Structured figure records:
-*-*-
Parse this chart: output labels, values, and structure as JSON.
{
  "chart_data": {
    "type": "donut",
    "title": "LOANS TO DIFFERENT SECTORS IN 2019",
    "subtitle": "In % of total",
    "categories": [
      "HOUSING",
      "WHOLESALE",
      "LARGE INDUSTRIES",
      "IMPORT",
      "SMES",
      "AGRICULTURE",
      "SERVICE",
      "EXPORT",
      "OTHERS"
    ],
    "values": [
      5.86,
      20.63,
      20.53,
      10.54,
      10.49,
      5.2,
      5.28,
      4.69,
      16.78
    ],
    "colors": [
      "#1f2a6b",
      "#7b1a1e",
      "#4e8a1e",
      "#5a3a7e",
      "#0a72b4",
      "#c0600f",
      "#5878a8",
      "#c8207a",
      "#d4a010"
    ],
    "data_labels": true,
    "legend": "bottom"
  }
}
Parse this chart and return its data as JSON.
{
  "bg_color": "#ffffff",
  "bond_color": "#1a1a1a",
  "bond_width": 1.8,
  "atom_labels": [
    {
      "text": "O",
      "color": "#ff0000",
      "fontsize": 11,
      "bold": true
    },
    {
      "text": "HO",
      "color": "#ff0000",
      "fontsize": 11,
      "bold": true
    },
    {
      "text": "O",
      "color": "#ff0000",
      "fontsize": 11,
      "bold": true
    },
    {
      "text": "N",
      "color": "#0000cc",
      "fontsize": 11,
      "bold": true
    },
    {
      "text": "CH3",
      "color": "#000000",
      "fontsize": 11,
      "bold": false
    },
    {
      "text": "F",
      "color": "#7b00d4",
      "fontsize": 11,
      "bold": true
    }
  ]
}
-*-*-
* **Task**
For the string "JSON", count the lines of the entries above that include it; answer with the number only.

* **Full output**
2